Exercise:
Collect all lines from the records below that include the word "اللفظ".

## begin Given entries

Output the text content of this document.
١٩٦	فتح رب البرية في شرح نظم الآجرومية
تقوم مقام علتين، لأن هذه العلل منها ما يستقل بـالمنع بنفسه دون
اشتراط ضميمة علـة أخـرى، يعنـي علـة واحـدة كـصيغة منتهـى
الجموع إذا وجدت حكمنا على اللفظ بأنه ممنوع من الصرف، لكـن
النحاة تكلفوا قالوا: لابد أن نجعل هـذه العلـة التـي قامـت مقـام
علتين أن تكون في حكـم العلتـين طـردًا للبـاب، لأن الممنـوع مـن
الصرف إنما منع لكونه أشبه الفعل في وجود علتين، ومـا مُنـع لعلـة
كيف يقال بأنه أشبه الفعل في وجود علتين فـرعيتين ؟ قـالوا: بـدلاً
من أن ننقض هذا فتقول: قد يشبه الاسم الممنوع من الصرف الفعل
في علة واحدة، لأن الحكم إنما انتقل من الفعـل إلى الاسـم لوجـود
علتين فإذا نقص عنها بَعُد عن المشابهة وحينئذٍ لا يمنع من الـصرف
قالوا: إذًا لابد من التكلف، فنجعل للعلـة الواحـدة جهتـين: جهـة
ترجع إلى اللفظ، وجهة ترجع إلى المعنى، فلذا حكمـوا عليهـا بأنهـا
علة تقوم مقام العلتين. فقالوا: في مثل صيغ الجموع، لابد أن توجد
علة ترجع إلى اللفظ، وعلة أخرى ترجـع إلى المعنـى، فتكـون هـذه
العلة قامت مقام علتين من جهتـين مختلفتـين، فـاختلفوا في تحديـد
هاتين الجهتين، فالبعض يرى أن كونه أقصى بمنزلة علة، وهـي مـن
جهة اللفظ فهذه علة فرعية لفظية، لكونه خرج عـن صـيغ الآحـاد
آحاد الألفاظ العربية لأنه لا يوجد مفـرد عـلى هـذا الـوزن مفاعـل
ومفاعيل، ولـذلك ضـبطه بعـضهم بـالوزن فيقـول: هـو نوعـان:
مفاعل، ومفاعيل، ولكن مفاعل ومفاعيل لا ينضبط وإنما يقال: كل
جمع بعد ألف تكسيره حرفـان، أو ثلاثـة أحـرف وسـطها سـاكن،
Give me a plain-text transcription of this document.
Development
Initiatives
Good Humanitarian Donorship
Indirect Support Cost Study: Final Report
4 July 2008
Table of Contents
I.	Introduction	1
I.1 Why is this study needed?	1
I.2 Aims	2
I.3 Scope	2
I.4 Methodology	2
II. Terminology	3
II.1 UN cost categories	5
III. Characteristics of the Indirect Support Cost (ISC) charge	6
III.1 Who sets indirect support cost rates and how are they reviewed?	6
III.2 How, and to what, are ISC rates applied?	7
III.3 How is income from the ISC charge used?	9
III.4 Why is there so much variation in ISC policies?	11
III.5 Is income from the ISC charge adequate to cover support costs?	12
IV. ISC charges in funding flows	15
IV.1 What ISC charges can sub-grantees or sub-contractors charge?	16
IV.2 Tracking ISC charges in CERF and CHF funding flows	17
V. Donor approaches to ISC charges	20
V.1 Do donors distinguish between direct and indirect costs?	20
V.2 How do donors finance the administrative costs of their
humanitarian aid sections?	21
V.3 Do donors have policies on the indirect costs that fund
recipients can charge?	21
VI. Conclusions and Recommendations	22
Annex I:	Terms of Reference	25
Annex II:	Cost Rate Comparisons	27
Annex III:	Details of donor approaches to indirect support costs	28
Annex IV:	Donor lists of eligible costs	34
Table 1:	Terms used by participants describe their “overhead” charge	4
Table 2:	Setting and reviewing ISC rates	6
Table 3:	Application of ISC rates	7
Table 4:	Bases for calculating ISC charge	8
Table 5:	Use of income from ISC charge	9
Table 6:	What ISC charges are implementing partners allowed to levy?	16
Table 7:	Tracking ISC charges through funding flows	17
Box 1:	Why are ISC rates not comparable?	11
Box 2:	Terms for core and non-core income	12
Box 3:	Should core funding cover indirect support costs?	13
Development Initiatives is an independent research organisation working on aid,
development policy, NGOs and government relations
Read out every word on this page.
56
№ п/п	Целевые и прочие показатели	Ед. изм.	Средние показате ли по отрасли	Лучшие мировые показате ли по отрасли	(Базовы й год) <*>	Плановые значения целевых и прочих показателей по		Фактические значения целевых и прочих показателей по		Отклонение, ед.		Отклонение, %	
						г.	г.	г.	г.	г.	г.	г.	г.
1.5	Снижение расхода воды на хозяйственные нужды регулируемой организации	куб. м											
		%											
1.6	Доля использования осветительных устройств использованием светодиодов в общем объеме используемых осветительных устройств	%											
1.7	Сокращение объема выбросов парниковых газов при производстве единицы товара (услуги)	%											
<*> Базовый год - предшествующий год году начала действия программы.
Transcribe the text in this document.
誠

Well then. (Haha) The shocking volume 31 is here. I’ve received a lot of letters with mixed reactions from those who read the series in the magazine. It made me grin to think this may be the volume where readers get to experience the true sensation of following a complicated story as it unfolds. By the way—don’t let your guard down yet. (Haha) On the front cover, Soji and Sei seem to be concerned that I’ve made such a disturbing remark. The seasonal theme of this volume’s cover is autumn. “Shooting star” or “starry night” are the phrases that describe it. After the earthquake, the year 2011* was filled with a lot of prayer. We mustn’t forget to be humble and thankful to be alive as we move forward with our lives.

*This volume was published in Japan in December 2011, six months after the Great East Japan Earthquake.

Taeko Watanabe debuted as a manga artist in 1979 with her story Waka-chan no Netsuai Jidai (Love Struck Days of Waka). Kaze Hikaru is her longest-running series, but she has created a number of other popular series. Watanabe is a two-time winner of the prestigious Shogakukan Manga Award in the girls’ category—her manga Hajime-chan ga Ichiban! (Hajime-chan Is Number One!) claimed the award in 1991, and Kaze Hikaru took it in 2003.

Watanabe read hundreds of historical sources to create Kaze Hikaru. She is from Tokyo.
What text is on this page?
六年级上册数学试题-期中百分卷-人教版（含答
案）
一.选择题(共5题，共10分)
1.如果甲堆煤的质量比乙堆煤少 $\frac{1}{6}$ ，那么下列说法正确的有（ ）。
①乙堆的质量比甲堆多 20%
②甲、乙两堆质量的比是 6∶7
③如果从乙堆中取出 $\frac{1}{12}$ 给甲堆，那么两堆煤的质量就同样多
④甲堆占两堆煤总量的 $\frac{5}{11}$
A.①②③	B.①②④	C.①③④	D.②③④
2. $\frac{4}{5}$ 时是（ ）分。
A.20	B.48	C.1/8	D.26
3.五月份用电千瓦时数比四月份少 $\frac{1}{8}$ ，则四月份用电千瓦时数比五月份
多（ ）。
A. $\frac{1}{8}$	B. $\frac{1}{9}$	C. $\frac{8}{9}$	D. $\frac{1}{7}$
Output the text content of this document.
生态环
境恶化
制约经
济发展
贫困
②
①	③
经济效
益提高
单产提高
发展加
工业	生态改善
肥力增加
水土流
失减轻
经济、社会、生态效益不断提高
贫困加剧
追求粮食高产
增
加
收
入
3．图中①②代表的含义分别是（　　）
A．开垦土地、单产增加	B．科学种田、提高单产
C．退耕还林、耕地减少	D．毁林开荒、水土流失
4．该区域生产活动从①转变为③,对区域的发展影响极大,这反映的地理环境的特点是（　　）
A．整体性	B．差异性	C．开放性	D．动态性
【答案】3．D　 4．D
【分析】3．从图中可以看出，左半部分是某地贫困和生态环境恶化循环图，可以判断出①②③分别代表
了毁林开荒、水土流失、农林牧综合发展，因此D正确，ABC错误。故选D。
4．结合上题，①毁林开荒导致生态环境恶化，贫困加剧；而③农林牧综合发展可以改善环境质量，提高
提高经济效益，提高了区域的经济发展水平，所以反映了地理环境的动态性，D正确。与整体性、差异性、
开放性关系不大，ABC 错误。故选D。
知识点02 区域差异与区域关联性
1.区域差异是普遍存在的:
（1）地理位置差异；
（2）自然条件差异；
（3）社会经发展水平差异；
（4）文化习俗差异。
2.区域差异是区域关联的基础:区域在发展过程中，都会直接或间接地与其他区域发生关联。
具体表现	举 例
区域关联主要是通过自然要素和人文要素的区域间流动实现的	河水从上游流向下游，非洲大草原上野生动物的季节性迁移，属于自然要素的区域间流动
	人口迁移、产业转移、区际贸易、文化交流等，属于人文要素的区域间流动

## end Given entries

Answer to the problem:
الجموع إذا وجدت حكمنا على اللفظ بأنه ممنوع من الصرف، لكـن
ترجع إلى اللفظ، وجهة ترجع إلى المعنى، فلذا حكمـوا عليهـا بأنهـا
علة ترجع إلى اللفظ، وعلة أخرى ترجـع إلى المعنـى، فتكـون هـذه
جهة اللفظ فهذه علة فرعية لفظية، لكونه خرج عـن صـيغ الآحـاد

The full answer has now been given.